Job:
Print out the lines from the one with "x-tick-label: 12x12x12 bbox=[200, 523, 216, 583]" through the one with "data-point-series-2 bbox=[584, 360, 590, 366]", both included, unchanged.

Input for this task:
++++++++++++++++++++
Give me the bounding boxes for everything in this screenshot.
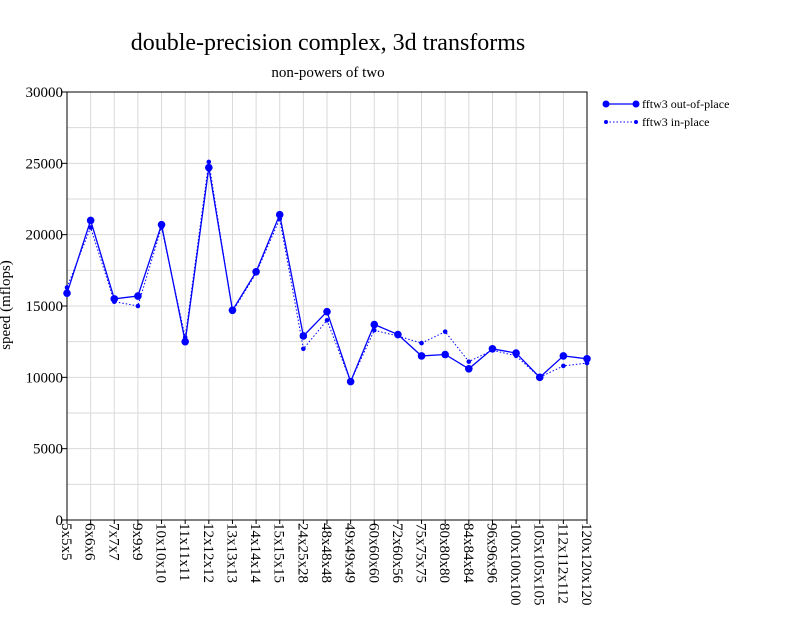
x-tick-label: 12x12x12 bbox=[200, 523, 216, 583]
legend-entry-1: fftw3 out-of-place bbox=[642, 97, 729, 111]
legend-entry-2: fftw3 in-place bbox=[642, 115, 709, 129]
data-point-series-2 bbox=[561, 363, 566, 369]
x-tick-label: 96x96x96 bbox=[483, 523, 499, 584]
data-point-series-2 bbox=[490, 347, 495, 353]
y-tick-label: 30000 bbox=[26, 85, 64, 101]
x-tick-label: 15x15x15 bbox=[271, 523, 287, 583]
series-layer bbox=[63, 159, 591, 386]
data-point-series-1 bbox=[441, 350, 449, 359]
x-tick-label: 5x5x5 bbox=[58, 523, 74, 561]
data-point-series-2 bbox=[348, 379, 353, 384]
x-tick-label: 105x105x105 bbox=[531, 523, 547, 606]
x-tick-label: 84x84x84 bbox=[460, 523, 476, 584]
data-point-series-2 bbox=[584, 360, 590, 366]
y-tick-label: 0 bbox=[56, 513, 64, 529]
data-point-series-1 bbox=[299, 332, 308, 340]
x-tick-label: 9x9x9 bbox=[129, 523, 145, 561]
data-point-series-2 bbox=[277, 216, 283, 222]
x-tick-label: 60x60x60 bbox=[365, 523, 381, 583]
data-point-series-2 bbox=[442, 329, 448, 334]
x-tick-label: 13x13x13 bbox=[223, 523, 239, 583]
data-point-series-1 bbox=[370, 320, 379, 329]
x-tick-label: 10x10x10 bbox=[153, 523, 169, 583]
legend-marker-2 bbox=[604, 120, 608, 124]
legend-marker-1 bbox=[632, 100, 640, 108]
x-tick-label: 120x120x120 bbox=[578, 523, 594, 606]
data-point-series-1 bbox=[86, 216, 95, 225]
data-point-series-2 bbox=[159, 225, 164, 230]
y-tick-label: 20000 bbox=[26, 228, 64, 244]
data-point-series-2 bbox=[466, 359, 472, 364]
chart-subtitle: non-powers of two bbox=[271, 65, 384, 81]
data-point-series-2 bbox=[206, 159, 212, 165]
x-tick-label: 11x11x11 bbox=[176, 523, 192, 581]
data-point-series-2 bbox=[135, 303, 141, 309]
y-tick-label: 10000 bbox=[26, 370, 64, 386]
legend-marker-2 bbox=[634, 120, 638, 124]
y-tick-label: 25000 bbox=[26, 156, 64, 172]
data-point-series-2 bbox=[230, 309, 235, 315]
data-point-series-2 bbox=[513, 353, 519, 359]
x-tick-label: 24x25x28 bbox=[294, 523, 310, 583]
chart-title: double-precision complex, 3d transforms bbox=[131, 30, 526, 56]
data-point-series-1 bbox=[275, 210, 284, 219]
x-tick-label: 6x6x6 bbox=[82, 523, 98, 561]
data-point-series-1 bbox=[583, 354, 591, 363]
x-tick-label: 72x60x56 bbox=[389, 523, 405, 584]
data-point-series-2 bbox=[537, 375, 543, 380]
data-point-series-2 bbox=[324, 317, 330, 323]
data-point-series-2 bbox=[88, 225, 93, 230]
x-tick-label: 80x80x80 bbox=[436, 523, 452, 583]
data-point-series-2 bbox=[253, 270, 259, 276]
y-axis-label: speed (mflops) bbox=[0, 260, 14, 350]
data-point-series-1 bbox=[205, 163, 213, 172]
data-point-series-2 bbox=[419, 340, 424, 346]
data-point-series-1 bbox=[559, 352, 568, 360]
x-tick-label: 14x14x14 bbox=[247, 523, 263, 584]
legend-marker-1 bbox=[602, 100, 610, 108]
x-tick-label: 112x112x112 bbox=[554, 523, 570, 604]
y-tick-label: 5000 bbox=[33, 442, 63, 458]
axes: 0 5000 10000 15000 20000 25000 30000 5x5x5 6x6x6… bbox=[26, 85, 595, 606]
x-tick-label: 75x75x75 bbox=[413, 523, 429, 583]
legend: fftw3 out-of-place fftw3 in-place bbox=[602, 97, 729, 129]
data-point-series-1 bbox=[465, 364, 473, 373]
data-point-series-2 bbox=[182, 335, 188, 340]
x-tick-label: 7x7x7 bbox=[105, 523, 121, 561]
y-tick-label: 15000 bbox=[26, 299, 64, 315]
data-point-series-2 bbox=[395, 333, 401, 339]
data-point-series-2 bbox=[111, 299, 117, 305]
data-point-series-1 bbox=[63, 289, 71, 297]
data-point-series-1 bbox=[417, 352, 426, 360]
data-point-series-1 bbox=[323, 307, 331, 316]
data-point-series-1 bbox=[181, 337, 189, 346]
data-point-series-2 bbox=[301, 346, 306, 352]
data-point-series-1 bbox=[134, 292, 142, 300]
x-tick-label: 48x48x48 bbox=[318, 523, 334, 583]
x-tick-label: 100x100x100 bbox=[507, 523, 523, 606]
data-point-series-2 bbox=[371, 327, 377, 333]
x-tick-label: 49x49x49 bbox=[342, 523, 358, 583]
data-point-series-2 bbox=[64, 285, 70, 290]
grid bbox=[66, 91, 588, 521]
++++++++++++++++++++
Answer to the exercise:
x-tick-label: 12x12x12 bbox=[200, 523, 216, 583]
legend-entry-1: fftw3 out-of-place bbox=[642, 97, 729, 111]
legend-entry-2: fftw3 in-place bbox=[642, 115, 709, 129]
data-point-series-2 bbox=[561, 363, 566, 369]
x-tick-label: 96x96x96 bbox=[483, 523, 499, 584]
data-point-series-2 bbox=[490, 347, 495, 353]
y-tick-label: 30000 bbox=[26, 85, 64, 101]
x-tick-label: 15x15x15 bbox=[271, 523, 287, 583]
series-layer bbox=[63, 159, 591, 386]
data-point-series-1 bbox=[441, 350, 449, 359]
x-tick-label: 5x5x5 bbox=[58, 523, 74, 561]
data-point-series-2 bbox=[348, 379, 353, 384]
x-tick-label: 105x105x105 bbox=[531, 523, 547, 606]
x-tick-label: 84x84x84 bbox=[460, 523, 476, 584]
data-point-series-2 bbox=[584, 360, 590, 366]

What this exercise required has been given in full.